# What will you be shooting?



## FC2Tuber (Oct 26, 2007)

Just curious what loads ya'll (love that word) have worked up for your deer/elk hunts this year?

Since I didn't want to spend the $$ trying to figure out seperate ones, I'm using this for both:

300gr TC Shockwave
100gr Pyrodex (pellets)
209 kleanbores

Easy enough, but it shoots great for me.

I'll be using my Omega.


----------



## muzzlehutn (Oct 26, 2007)

Maybe a Buck OR BULL 

My ENCORE
Triple seven  magnum pellets 130gr (2 pellets)Triple seven 209's made by winchester300 gr SST low drag sabots -()/-


----------



## Nor-tah (Dec 16, 2007)

OMEGA
100 grns Tripple 7 pellets
245 grn powerbelt.
Remington 209


----------



## TLB (Jul 13, 2008)

T/C Omega 
250 gr Precision sabots
100 gr 777 with Remington muzzy primers

Can't wait for the hunt to begin I have a deer and cow tag.


----------



## FC2Tuber (Oct 26, 2007)

TLB said:


> T/C Omega
> 250 gr Precision sabots
> 100 gr 777 with Remington muzzy primers
> 
> Can't wait for the hunt to begin I have a deer and cow tag.


I can't wait either... I have a northern deer muzzy and an any bull muzzy. 

Didn't draw the cow tag. :evil:


----------



## campfire (Sep 9, 2007)

T/C Omega: 50 cal , 100 gr triple 7 pellets and 300 gr Nosler Partition sabots. I like the Nosler Partitions so much in my center fire rifle that I could not resist the temptation to use them in my muzzleloader.


----------



## sharpshooter25 (Oct 2, 2007)

Required work:
**1)** Rewrite the paragraph in the muzzleloader thread that begins "T/C Omega: 50 cal" as a short list that keeps its main facts.
**2)** Extract only the lines of the entries, word for word, starting with the first line of the entries and going on through the line that contains "experiment-label: Experiment 6".
These entries are unrelated to the muzzleloader thread.

Records provided:
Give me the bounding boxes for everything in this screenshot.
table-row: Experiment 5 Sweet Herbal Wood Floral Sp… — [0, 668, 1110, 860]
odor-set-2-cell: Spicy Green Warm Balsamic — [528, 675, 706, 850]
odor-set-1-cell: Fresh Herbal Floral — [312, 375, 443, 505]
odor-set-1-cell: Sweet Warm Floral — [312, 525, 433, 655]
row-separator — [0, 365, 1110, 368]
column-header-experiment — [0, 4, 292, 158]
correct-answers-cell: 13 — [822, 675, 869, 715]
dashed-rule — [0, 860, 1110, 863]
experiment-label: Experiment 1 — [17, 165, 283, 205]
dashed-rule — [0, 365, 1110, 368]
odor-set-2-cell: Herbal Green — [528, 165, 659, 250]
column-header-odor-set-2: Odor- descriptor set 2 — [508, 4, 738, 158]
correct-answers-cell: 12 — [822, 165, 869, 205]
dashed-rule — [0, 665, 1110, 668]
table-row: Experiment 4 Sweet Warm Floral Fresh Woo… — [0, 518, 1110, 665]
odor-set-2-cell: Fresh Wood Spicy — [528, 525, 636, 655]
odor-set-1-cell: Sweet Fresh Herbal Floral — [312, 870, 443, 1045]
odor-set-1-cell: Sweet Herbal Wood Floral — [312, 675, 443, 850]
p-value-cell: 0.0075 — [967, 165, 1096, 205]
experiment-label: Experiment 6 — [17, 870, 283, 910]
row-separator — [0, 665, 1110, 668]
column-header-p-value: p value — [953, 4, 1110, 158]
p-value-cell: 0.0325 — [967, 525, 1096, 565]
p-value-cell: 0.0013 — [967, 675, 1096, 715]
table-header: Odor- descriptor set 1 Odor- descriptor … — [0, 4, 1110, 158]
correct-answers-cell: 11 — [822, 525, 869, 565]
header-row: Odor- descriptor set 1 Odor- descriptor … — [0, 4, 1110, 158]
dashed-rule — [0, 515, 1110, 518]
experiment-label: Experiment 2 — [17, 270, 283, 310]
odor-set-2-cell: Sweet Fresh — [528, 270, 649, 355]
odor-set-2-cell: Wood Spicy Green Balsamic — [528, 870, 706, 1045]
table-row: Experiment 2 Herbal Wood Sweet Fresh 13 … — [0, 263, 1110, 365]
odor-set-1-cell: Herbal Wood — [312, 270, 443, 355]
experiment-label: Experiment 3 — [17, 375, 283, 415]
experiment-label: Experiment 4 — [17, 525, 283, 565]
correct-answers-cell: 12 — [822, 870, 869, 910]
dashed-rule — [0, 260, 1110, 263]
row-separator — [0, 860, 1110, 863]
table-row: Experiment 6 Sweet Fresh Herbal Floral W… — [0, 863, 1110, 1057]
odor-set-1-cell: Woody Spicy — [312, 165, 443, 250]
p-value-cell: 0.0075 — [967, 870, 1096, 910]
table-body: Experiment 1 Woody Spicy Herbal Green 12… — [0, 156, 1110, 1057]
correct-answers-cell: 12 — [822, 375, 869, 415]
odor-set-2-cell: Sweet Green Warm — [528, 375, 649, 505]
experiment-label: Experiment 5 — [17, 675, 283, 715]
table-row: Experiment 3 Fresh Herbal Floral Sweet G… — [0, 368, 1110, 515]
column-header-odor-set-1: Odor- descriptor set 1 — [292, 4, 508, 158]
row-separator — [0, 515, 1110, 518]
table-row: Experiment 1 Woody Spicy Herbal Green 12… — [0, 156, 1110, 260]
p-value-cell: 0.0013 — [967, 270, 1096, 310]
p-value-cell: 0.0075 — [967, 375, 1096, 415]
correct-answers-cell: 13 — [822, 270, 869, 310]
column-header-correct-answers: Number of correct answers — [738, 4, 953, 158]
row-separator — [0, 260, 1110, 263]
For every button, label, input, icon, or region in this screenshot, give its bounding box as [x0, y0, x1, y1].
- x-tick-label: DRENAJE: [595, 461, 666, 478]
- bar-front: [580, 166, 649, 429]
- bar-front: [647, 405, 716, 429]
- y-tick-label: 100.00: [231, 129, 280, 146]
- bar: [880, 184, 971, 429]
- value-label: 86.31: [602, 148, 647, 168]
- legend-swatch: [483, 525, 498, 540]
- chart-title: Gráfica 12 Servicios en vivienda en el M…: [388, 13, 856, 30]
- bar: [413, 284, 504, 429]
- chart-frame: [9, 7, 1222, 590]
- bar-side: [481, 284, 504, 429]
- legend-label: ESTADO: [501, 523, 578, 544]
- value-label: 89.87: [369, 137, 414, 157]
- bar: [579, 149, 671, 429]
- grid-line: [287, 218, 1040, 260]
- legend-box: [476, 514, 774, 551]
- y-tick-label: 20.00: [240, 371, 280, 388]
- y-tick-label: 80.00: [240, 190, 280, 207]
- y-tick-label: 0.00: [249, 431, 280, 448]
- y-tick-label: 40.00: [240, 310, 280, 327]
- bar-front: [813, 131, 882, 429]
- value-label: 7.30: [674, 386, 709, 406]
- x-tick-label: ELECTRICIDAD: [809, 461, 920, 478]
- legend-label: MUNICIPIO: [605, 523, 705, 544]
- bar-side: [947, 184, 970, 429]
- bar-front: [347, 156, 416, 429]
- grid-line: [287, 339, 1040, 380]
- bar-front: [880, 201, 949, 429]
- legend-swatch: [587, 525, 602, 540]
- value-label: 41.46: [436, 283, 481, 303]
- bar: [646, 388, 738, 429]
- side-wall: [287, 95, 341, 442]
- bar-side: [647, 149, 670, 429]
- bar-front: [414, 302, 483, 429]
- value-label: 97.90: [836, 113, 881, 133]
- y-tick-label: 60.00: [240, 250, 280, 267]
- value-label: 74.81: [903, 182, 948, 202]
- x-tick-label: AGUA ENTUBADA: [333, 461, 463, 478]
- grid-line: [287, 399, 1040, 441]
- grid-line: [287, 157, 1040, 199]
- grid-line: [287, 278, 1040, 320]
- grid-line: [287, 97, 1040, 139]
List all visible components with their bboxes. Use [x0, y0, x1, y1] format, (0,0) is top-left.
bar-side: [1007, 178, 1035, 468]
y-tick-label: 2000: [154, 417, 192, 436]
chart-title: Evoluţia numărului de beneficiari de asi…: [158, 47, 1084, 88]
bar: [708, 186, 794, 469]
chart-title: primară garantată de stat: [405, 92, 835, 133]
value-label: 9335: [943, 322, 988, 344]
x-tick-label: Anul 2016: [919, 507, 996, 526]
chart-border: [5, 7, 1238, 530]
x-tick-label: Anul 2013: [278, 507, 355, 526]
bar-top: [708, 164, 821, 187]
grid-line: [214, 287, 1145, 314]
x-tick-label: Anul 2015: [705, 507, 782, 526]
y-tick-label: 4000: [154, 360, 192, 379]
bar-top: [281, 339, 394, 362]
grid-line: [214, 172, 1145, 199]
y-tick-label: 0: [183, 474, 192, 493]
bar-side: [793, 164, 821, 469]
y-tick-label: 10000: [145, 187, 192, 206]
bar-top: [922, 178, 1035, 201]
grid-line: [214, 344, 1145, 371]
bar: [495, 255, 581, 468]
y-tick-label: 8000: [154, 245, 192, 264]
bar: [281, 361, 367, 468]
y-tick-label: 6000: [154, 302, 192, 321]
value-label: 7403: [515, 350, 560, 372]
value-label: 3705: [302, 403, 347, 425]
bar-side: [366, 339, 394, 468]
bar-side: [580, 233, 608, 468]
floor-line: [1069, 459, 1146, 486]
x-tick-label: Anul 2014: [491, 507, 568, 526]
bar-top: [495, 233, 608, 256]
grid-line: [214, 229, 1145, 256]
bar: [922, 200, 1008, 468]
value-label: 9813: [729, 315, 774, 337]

Solution set:
**1)**
- Rifle: T/C Omega, 50 caliber
- Powder: 100 gr Triple 7 pellets
- Bullets: 300 gr Nosler Partition sabots
- Reason for the bullet choice: the poster likes Nosler Partitions so much in a centerfire rifle that they couldn't resist using them in the muzzleloader

**2)**
Give me the bounding boxes for everything in this screenshot.
table-row: Experiment 5 Sweet Herbal Wood Floral Sp… — [0, 668, 1110, 860]
odor-set-2-cell: Spicy Green Warm Balsamic — [528, 675, 706, 850]
odor-set-1-cell: Fresh Herbal Floral — [312, 375, 443, 505]
odor-set-1-cell: Sweet Warm Floral — [312, 525, 433, 655]
row-separator — [0, 365, 1110, 368]
column-header-experiment — [0, 4, 292, 158]
correct-answers-cell: 13 — [822, 675, 869, 715]
dashed-rule — [0, 860, 1110, 863]
experiment-label: Experiment 1 — [17, 165, 283, 205]
dashed-rule — [0, 365, 1110, 368]
odor-set-2-cell: Herbal Green — [528, 165, 659, 250]
column-header-odor-set-2: Odor- descriptor set 2 — [508, 4, 738, 158]
correct-answers-cell: 12 — [822, 165, 869, 205]
dashed-rule — [0, 665, 1110, 668]
table-row: Experiment 4 Sweet Warm Floral Fresh Woo… — [0, 518, 1110, 665]
odor-set-2-cell: Fresh Wood Spicy — [528, 525, 636, 655]
odor-set-1-cell: Sweet Fresh Herbal Floral — [312, 870, 443, 1045]
odor-set-1-cell: Sweet Herbal Wood Floral — [312, 675, 443, 850]
p-value-cell: 0.0075 — [967, 165, 1096, 205]
experiment-label: Experiment 6 — [17, 870, 283, 910]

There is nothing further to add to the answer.